• WORK TO BE COMPLETED:
Take down each entry exactly as written.

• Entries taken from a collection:
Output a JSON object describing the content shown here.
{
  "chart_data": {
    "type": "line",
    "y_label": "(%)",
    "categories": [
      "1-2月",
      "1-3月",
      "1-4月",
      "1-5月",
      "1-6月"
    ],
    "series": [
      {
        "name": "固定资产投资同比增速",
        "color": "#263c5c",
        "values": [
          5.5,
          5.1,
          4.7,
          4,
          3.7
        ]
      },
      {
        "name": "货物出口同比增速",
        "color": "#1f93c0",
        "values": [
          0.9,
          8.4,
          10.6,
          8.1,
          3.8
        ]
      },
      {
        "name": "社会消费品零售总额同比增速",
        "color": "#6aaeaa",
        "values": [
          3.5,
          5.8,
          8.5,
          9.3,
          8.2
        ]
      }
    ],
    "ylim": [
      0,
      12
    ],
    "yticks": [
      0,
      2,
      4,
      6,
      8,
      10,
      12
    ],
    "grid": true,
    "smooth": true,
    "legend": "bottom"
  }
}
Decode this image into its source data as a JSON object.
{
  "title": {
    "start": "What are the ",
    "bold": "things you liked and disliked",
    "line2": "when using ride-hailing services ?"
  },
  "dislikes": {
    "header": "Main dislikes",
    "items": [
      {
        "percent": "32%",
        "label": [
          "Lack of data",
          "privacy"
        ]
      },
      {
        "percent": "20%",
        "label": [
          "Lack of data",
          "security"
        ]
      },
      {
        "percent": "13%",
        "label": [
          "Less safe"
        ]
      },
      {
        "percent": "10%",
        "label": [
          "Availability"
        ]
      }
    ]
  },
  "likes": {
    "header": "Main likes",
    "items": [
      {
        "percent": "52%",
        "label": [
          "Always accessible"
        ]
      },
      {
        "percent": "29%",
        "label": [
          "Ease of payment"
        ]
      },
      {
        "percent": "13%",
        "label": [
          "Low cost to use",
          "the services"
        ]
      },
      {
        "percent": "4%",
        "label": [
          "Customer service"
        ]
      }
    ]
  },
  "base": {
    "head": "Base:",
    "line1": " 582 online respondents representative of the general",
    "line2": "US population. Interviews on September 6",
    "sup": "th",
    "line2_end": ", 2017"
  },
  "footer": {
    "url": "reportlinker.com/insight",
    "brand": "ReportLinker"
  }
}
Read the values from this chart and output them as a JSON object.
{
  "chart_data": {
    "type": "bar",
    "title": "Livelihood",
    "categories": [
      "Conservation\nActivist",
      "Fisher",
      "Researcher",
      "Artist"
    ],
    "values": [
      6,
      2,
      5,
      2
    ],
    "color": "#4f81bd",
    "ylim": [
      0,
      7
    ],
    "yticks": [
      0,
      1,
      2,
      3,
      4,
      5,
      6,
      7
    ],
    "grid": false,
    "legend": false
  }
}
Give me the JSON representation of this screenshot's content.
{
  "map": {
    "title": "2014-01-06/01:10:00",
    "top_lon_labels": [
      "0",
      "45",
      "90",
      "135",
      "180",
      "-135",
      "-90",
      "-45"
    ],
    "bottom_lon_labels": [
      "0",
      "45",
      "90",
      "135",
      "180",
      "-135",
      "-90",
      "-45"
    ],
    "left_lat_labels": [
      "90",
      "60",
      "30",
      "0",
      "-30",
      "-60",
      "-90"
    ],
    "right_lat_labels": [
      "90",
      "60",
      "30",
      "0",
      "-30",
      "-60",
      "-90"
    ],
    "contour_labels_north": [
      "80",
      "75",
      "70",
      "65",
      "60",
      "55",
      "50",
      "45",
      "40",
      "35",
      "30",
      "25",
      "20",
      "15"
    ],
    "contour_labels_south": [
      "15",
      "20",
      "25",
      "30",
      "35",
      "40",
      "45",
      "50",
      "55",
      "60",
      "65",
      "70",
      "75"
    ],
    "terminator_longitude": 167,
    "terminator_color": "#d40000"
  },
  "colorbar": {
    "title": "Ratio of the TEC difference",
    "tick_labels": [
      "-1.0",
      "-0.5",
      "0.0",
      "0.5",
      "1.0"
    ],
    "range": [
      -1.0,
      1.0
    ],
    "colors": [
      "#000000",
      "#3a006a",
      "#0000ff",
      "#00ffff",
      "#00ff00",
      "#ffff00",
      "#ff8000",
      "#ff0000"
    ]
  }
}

• TASK OUTPUT:
Output a JSON object describing the content shown here.
{
  "chart_data": {
    "type": "line",
    "y_label": "(%)",
    "categories": [
      "1-2月",
      "1-3月",
      "1-4月",
      "1-5月",
      "1-6月"
    ],
    "series": [
      {
        "name": "固定资产投资同比增速",
        "color": "#263c5c",
        "values": [
          5.5,
          5.1,
          4.7,
          4,
          3.7
        ]
      },
      {
        "name": "货物出口同比增速",
        "color": "#1f93c0",
        "values": [
          0.9,
          8.4,
          10.6,
          8.1,
          3.8
        ]
      },
      {
        "name": "社会消费品零售总额同比增速",
        "color": "#6aaeaa",
        "values": [
          3.5,
          5.8,
          8.5,
          9.3,
          8.2
        ]
      }
    ],
    "ylim": [
      0,
      12
    ],
    "yticks": [
      0,
      2,
      4,
      6,
      8,
      10,
      12
    ],
    "grid": true,
    "smooth": true,
    "legend": "bottom"
  }
}
Decode this image into its source data as a JSON object.
{
  "title": {
    "start": "What are the ",
    "bold": "things you liked and disliked",
    "line2": "when using ride-hailing services ?"
  },
  "dislikes": {
    "header": "Main dislikes",
    "items": [
      {
        "percent": "32%",
        "label": [
          "Lack of data",
          "privacy"
        ]
      },
      {
        "percent": "20%",
        "label": [
          "Lack of data",
          "security"
        ]
      },
      {
        "percent": "13%",
        "label": [
          "Less safe"
        ]
      },
      {
        "percent": "10%",
        "label": [
          "Availability"
        ]
      }
    ]
  },
  "likes": {
    "header": "Main likes",
    "items": [
      {
        "percent": "52%",
        "label": [
          "Always accessible"
        ]
      },
      {
        "percent": "29%",
        "label": [
          "Ease of payment"
        ]
      },
      {
        "percent": "13%",
        "label": [
          "Low cost to use",
          "the services"
        ]
      },
      {
        "percent": "4%",
        "label": [
          "Customer service"
        ]
      }
    ]
  },
  "base": {
    "head": "Base:",
    "line1": " 582 online respondents representative of the general",
    "line2": "US population. Interviews on September 6",
    "sup": "th",
    "line2_end": ", 2017"
  },
  "footer": {
    "url": "reportlinker.com/insight",
    "brand": "ReportLinker"
  }
}
Read the values from this chart and output them as a JSON object.
{
  "chart_data": {
    "type": "bar",
    "title": "Livelihood",
    "categories": [
      "Conservation\nActivist",
      "Fisher",
      "Researcher",
      "Artist"
    ],
    "values": [
      6,
      2,
      5,
      2
    ],
    "color": "#4f81bd",
    "ylim": [
      0,
      7
    ],
    "yticks": [
      0,
      1,
      2,
      3,
      4,
      5,
      6,
      7
    ],
    "grid": false,
    "legend": false
  }
}
Give me the JSON representation of this screenshot's content.
{
  "map": {
    "title": "2014-01-06/01:10:00",
    "top_lon_labels": [
      "0",
      "45",
      "90",
      "135",
      "180",
      "-135",
      "-90",
      "-45"
    ],
    "bottom_lon_labels": [
      "0",
      "45",
      "90",
      "135",
      "180",
      "-135",
      "-90",
      "-45"
    ],
    "left_lat_labels": [
      "90",
      "60",
      "30",
      "0",
      "-30",
      "-60",
      "-90"
    ],
    "right_lat_labels": [
      "90",
      "60",
      "30",
      "0",
      "-30",
      "-60",
      "-90"
    ],
    "contour_labels_north": [
      "80",
      "75",
      "70",
      "65",
      "60",
      "55",
      "50",
      "45",
      "40",
      "35",
      "30",
      "25",
      "20",
      "15"
    ],
    "contour_labels_south": [
      "15",
      "20",
      "25",
      "30",
      "35",
      "40",
      "45",
      "50",
      "55",
      "60",
      "65",
      "70",
      "75"
    ],
    "terminator_longitude": 167,
    "terminator_color": "#d40000"
  },
  "colorbar": {
    "title": "Ratio of the TEC difference",
    "tick_labels": [
      "-1.0",
      "-0.5",
      "0.0",
      "0.5",
      "1.0"
    ],
    "range": [
      -1.0,
      1.0
    ],
    "colors": [
      "#000000",
      "#3a006a",
      "#0000ff",
      "#00ffff",
      "#00ff00",
      "#ffff00",
      "#ff8000",
      "#ff0000"
    ]
  }
}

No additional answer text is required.